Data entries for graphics
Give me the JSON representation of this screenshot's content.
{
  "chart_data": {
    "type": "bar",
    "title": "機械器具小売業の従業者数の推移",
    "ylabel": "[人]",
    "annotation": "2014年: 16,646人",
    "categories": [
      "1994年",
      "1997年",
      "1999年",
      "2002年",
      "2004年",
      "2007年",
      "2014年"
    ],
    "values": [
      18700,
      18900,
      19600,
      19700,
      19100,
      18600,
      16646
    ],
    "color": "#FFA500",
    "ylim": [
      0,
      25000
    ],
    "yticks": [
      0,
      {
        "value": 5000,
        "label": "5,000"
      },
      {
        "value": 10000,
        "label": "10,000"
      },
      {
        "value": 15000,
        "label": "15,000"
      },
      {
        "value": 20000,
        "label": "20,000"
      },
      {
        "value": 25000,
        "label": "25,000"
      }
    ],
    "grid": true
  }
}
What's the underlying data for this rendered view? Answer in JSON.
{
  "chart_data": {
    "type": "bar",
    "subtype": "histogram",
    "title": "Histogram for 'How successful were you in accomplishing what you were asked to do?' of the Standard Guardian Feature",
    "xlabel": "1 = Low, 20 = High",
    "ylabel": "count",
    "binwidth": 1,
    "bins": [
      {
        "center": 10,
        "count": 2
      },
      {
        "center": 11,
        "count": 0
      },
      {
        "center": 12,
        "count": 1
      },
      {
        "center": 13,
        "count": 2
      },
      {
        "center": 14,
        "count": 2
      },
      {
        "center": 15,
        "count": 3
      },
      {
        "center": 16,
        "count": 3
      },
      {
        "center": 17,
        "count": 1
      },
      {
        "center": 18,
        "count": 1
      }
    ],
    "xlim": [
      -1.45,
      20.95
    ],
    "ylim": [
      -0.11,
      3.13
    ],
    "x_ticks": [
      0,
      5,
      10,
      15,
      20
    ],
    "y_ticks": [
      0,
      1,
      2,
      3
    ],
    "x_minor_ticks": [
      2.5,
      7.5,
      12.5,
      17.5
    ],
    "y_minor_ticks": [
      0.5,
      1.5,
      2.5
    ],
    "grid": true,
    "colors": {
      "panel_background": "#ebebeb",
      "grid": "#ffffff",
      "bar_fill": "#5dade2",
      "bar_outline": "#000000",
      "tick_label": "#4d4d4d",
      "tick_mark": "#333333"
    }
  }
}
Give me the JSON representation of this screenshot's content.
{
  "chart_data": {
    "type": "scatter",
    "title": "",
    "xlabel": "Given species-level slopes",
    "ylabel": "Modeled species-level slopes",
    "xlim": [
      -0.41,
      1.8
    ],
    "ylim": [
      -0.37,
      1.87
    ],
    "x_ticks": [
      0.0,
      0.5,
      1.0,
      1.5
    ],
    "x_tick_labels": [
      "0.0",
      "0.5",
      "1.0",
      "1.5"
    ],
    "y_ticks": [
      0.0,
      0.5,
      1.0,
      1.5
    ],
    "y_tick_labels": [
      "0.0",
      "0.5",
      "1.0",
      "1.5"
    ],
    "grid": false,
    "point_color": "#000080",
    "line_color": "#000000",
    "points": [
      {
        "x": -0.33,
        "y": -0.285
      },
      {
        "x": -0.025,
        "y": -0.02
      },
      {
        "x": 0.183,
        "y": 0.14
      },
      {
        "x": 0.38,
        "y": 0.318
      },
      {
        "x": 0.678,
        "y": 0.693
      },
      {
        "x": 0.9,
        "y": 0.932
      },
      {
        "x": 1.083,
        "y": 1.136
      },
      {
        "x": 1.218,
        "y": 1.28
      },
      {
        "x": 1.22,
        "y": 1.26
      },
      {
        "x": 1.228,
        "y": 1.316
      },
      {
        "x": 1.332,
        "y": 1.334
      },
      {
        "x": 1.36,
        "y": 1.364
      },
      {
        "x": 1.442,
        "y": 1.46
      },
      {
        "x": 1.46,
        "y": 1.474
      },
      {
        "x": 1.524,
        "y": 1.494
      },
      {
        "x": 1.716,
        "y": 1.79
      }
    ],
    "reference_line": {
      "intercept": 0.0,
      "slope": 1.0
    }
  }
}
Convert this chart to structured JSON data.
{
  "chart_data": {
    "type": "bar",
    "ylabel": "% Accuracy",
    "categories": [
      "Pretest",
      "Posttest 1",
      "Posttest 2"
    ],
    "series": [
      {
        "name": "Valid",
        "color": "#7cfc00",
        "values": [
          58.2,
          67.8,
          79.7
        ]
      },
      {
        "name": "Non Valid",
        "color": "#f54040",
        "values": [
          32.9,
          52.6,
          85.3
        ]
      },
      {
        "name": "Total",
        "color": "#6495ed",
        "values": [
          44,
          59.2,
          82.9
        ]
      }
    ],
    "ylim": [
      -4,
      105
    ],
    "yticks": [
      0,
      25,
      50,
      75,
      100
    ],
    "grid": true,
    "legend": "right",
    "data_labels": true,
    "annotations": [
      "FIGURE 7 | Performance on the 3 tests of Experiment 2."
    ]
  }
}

**Exercise objective**
Set every line of the listing down word for word.

**Reply to the exercise**
Give me the JSON representation of this screenshot's content.
{
  "chart_data": {
    "type": "bar",
    "title": "機械器具小売業の従業者数の推移",
    "ylabel": "[人]",
    "annotation": "2014年: 16,646人",
    "categories": [
      "1994年",
      "1997年",
      "1999年",
      "2002年",
      "2004年",
      "2007年",
      "2014年"
    ],
    "values": [
      18700,
      18900,
      19600,
      19700,
      19100,
      18600,
      16646
    ],
    "color": "#FFA500",
    "ylim": [
      0,
      25000
    ],
    "yticks": [
      0,
      {
        "value": 5000,
        "label": "5,000"
      },
      {
        "value": 10000,
        "label": "10,000"
      },
      {
        "value": 15000,
        "label": "15,000"
      },
      {
        "value": 20000,
        "label": "20,000"
      },
      {
        "value": 25000,
        "label": "25,000"
      }
    ],
    "grid": true
  }
}
What's the underlying data for this rendered view? Answer in JSON.
{
  "chart_data": {
    "type": "bar",
    "subtype": "histogram",
    "title": "Histogram for 'How successful were you in accomplishing what you were asked to do?' of the Standard Guardian Feature",
    "xlabel": "1 = Low, 20 = High",
    "ylabel": "count",
    "binwidth": 1,
    "bins": [
      {
        "center": 10,
        "count": 2
      },
      {
        "center": 11,
        "count": 0
      },
      {
        "center": 12,
        "count": 1
      },
      {
        "center": 13,
        "count": 2
      },
      {
        "center": 14,
        "count": 2
      },
      {
        "center": 15,
        "count": 3
      },
      {
        "center": 16,
        "count": 3
      },
      {
        "center": 17,
        "count": 1
      },
      {
        "center": 18,
        "count": 1
      }
    ],
    "xlim": [
      -1.45,
      20.95
    ],
    "ylim": [
      -0.11,
      3.13
    ],
    "x_ticks": [
      0,
      5,
      10,
      15,
      20
    ],
    "y_ticks": [
      0,
      1,
      2,
      3
    ],
    "x_minor_ticks": [
      2.5,
      7.5,
      12.5,
      17.5
    ],
    "y_minor_ticks": [
      0.5,
      1.5,
      2.5
    ],
    "grid": true,
    "colors": {
      "panel_background": "#ebebeb",
      "grid": "#ffffff",
      "bar_fill": "#5dade2",
      "bar_outline": "#000000",
      "tick_label": "#4d4d4d",
      "tick_mark": "#333333"
    }
  }
}
Give me the JSON representation of this screenshot's content.
{
  "chart_data": {
    "type": "scatter",
    "title": "",
    "xlabel": "Given species-level slopes",
    "ylabel": "Modeled species-level slopes",
    "xlim": [
      -0.41,
      1.8
    ],
    "ylim": [
      -0.37,
      1.87
    ],
    "x_ticks": [
      0.0,
      0.5,
      1.0,
      1.5
    ],
    "x_tick_labels": [
      "0.0",
      "0.5",
      "1.0",
      "1.5"
    ],
    "y_ticks": [
      0.0,
      0.5,
      1.0,
      1.5
    ],
    "y_tick_labels": [
      "0.0",
      "0.5",
      "1.0",
      "1.5"
    ],
    "grid": false,
    "point_color": "#000080",
    "line_color": "#000000",
    "points": [
      {
        "x": -0.33,
        "y": -0.285
      },
      {
        "x": -0.025,
        "y": -0.02
      },
      {
        "x": 0.183,
        "y": 0.14
      },
      {
        "x": 0.38,
        "y": 0.318
      },
      {
        "x": 0.678,
        "y": 0.693
      },
      {
        "x": 0.9,
        "y": 0.932
      },
      {
        "x": 1.083,
        "y": 1.136
      },
      {
        "x": 1.218,
        "y": 1.28
      },
      {
        "x": 1.22,
        "y": 1.26
      },
      {
        "x": 1.228,
        "y": 1.316
      },
      {
        "x": 1.332,
        "y": 1.334
      },
      {
        "x": 1.36,
        "y": 1.364
      },
      {
        "x": 1.442,
        "y": 1.46
      },
      {
        "x": 1.46,
        "y": 1.474
      },
      {
        "x": 1.524,
        "y": 1.494
      },
      {
        "x": 1.716,
        "y": 1.79
      }
    ],
    "reference_line": {
      "intercept": 0.0,
      "slope": 1.0
    }
  }
}
Convert this chart to structured JSON data.
{
  "chart_data": {
    "type": "bar",
    "ylabel": "% Accuracy",
    "categories": [
      "Pretest",
      "Posttest 1",
      "Posttest 2"
    ],
    "series": [
      {
        "name": "Valid",
        "color": "#7cfc00",
        "values": [
          58.2,
          67.8,
          79.7
        ]
      },
      {
        "name": "Non Valid",
        "color": "#f54040",
        "values": [
          32.9,
          52.6,
          85.3
        ]
      },
      {
        "name": "Total",
        "color": "#6495ed",
        "values": [
          44,
          59.2,
          82.9
        ]
      }
    ],
    "ylim": [
      -4,
      105
    ],
    "yticks": [
      0,
      25,
      50,
      75,
      100
    ],
    "grid": true,
    "legend": "right",
    "data_labels": true,
    "annotations": [
      "FIGURE 7 | Performance on the 3 tests of Experiment 2."
    ]
  }
}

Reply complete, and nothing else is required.